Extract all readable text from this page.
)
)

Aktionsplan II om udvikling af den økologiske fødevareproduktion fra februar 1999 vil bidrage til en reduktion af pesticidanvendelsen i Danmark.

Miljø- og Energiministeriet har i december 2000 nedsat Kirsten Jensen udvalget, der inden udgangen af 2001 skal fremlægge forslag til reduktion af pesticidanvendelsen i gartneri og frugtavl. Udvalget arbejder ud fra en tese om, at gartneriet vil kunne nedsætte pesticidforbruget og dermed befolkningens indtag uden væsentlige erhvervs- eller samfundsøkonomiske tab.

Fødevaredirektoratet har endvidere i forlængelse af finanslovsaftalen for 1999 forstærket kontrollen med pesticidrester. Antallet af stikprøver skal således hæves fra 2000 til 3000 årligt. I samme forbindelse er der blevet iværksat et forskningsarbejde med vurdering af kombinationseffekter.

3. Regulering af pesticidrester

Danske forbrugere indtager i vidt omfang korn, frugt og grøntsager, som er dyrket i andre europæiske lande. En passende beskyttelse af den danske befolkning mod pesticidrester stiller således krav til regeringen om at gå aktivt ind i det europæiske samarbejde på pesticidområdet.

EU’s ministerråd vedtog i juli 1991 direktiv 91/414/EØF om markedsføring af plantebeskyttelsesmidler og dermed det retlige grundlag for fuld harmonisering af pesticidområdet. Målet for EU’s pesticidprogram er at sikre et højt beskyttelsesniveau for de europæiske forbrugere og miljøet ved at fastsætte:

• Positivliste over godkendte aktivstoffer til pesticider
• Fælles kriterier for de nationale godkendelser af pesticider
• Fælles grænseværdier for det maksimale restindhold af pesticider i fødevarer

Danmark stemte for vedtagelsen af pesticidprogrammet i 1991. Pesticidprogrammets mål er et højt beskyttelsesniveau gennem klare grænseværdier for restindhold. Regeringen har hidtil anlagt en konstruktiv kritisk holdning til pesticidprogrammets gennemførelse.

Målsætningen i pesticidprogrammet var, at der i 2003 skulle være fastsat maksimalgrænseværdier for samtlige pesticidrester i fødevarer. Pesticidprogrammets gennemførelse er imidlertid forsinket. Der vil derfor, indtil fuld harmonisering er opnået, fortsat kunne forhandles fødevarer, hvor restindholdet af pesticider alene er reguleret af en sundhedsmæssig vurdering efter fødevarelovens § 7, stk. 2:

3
:::
● **BRIEF**
Copy the material above verbatim.

● **COMPLETE OUTPUT**
Extract all readable text from this page.
)
)

Aktionsplan II om udvikling af den økologiske fødevareproduktion fra februar 1999 vil bidrage til en reduktion af pesticidanvendelsen i Danmark.

Miljø- og Energiministeriet har i december 2000 nedsat Kirsten Jensen udvalget, der inden udgangen af 2001 skal fremlægge forslag til reduktion af pesticidanvendelsen i gartneri og frugtavl. Udvalget arbejder ud fra en tese om, at gartneriet vil kunne nedsætte pesticidforbruget og dermed befolkningens indtag uden væsentlige erhvervs- eller samfundsøkonomiske tab.

Fødevaredirektoratet har endvidere i forlængelse af finanslovsaftalen for 1999 forstærket kontrollen med pesticidrester. Antallet af stikprøver skal således hæves fra 2000 til 3000 årligt. I samme forbindelse er der blevet iværksat et forskningsarbejde med vurdering af kombinationseffekter.

3. Regulering af pesticidrester

Danske forbrugere indtager i vidt omfang korn, frugt og grøntsager, som er dyrket i andre europæiske lande. En passende beskyttelse af den danske befolkning mod pesticidrester stiller således krav til regeringen om at gå aktivt ind i det europæiske samarbejde på pesticidområdet.

EU’s ministerråd vedtog i juli 1991 direktiv 91/414/EØF om markedsføring af plantebeskyttelsesmidler og dermed det retlige grundlag for fuld harmonisering af pesticidområdet. Målet for EU’s pesticidprogram er at sikre et højt beskyttelsesniveau for de europæiske forbrugere og miljøet ved at fastsætte:

• Positivliste over godkendte aktivstoffer til pesticider
• Fælles kriterier for de nationale godkendelser af pesticider
• Fælles grænseværdier for det maksimale restindhold af pesticider i fødevarer

Danmark stemte for vedtagelsen af pesticidprogrammet i 1991. Pesticidprogrammets mål er et højt beskyttelsesniveau gennem klare grænseværdier for restindhold. Regeringen har hidtil anlagt en konstruktiv kritisk holdning til pesticidprogrammets gennemførelse.

Målsætningen i pesticidprogrammet var, at der i 2003 skulle være fastsat maksimalgrænseværdier for samtlige pesticidrester i fødevarer. Pesticidprogrammets gennemførelse er imidlertid forsinket. Der vil derfor, indtil fuld harmonisering er opnået, fortsat kunne forhandles fødevarer, hvor restindholdet af pesticider alene er reguleret af en sundhedsmæssig vurdering efter fødevarelovens § 7, stk. 2:

3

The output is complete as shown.